Every record should be written out exactly, please.

(Extracted records):
════════════════════
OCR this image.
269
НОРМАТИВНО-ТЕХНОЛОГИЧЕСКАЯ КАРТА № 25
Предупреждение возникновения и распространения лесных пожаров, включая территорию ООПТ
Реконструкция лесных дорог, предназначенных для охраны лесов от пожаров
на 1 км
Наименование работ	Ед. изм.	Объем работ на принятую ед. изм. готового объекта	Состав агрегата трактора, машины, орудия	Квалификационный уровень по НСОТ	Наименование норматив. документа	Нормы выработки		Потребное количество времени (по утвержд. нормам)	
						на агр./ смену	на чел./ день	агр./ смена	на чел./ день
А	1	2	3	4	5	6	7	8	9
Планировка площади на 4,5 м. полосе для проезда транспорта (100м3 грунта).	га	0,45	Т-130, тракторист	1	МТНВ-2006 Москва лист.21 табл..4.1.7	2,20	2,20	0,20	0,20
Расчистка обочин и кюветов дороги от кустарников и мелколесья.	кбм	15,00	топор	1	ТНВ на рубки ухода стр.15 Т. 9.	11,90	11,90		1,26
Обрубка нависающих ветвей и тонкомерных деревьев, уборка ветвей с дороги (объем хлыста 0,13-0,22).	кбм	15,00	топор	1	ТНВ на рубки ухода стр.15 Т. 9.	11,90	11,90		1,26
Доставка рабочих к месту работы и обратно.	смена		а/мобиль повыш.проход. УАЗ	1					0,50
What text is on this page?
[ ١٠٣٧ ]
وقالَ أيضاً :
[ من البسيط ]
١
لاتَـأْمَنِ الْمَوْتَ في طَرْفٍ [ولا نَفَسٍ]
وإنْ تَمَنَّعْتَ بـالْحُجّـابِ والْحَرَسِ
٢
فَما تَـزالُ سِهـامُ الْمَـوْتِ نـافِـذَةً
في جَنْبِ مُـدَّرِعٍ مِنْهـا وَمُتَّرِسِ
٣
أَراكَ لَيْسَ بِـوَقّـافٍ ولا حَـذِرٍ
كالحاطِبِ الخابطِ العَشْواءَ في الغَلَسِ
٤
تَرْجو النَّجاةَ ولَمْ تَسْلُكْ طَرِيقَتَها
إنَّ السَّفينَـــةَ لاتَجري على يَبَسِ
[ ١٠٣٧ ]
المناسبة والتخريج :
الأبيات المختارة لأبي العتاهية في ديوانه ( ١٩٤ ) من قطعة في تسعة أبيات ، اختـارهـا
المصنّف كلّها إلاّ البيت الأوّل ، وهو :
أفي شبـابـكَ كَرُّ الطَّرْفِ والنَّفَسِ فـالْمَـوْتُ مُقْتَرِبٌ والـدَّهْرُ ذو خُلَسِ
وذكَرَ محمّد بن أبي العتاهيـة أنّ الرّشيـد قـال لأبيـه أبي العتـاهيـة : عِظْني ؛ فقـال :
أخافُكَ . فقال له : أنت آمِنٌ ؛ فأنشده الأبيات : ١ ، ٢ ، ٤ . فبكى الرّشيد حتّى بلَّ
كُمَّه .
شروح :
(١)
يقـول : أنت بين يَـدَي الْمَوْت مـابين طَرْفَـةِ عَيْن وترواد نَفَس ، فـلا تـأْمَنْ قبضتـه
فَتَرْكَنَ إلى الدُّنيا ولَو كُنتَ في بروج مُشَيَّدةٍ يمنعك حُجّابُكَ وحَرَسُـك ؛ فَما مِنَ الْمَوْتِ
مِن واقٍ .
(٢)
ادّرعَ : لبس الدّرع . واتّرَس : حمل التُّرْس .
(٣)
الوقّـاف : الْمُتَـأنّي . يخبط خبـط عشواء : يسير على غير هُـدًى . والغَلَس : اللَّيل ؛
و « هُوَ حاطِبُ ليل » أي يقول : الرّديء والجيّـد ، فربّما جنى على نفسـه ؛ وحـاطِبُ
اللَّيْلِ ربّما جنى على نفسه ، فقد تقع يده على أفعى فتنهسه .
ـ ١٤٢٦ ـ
════════════════════
(Problem solution):
OCR this image.
269
НОРМАТИВНО-ТЕХНОЛОГИЧЕСКАЯ КАРТА № 25
Предупреждение возникновения и распространения лесных пожаров, включая территорию ООПТ
Реконструкция лесных дорог, предназначенных для охраны лесов от пожаров
на 1 км
Наименование работ	Ед. изм.	Объем работ на принятую ед. изм. готового объекта	Состав агрегата трактора, машины, орудия	Квалификационный уровень по НСОТ	Наименование норматив. документа	Нормы выработки		Потребное количество времени (по утвержд. нормам)	
						на агр./ смену	на чел./ день	агр./ смена	на чел./ день
А	1	2	3	4	5	6	7	8	9
Планировка площади на 4,5 м. полосе для проезда транспорта (100м3 грунта).	га	0,45	Т-130, тракторист	1	МТНВ-2006 Москва лист.21 табл..4.1.7	2,20	2,20	0,20	0,20
Расчистка обочин и кюветов дороги от кустарников и мелколесья.	кбм	15,00	топор	1	ТНВ на рубки ухода стр.15 Т. 9.	11,90	11,90		1,26
Обрубка нависающих ветвей и тонкомерных деревьев, уборка ветвей с дороги (объем хлыста 0,13-0,22).	кбм	15,00	топор	1	ТНВ на рубки ухода стр.15 Т. 9.	11,90	11,90		1,26
Доставка рабочих к месту работы и обратно.	смена		а/мобиль повыш.проход. УАЗ	1					0,50
What text is on this page?
[ ١٠٣٧ ]
وقالَ أيضاً :
[ من البسيط ]
١
لاتَـأْمَنِ الْمَوْتَ في طَرْفٍ [ولا نَفَسٍ]
وإنْ تَمَنَّعْتَ بـالْحُجّـابِ والْحَرَسِ
٢
فَما تَـزالُ سِهـامُ الْمَـوْتِ نـافِـذَةً
في جَنْبِ مُـدَّرِعٍ مِنْهـا وَمُتَّرِسِ
٣
أَراكَ لَيْسَ بِـوَقّـافٍ ولا حَـذِرٍ
كالحاطِبِ الخابطِ العَشْواءَ في الغَلَسِ
٤
تَرْجو النَّجاةَ ولَمْ تَسْلُكْ طَرِيقَتَها
إنَّ السَّفينَـــةَ لاتَجري على يَبَسِ
[ ١٠٣٧ ]
المناسبة والتخريج :
الأبيات المختارة لأبي العتاهية في ديوانه ( ١٩٤ ) من قطعة في تسعة أبيات ، اختـارهـا
المصنّف كلّها إلاّ البيت الأوّل ، وهو :
أفي شبـابـكَ كَرُّ الطَّرْفِ والنَّفَسِ فـالْمَـوْتُ مُقْتَرِبٌ والـدَّهْرُ ذو خُلَسِ
وذكَرَ محمّد بن أبي العتاهيـة أنّ الرّشيـد قـال لأبيـه أبي العتـاهيـة : عِظْني ؛ فقـال :
أخافُكَ . فقال له : أنت آمِنٌ ؛ فأنشده الأبيات : ١ ، ٢ ، ٤ . فبكى الرّشيد حتّى بلَّ
كُمَّه .
شروح :
(١)
يقـول : أنت بين يَـدَي الْمَوْت مـابين طَرْفَـةِ عَيْن وترواد نَفَس ، فـلا تـأْمَنْ قبضتـه
فَتَرْكَنَ إلى الدُّنيا ولَو كُنتَ في بروج مُشَيَّدةٍ يمنعك حُجّابُكَ وحَرَسُـك ؛ فَما مِنَ الْمَوْتِ
مِن واقٍ .
(٢)
ادّرعَ : لبس الدّرع . واتّرَس : حمل التُّرْس .
(٣)
الوقّـاف : الْمُتَـأنّي . يخبط خبـط عشواء : يسير على غير هُـدًى . والغَلَس : اللَّيل ؛
و « هُوَ حاطِبُ ليل » أي يقول : الرّديء والجيّـد ، فربّما جنى على نفسـه ؛ وحـاطِبُ
اللَّيْلِ ربّما جنى على نفسه ، فقد تقع يده على أفعى فتنهسه .
ـ ١٤٢٦ ـ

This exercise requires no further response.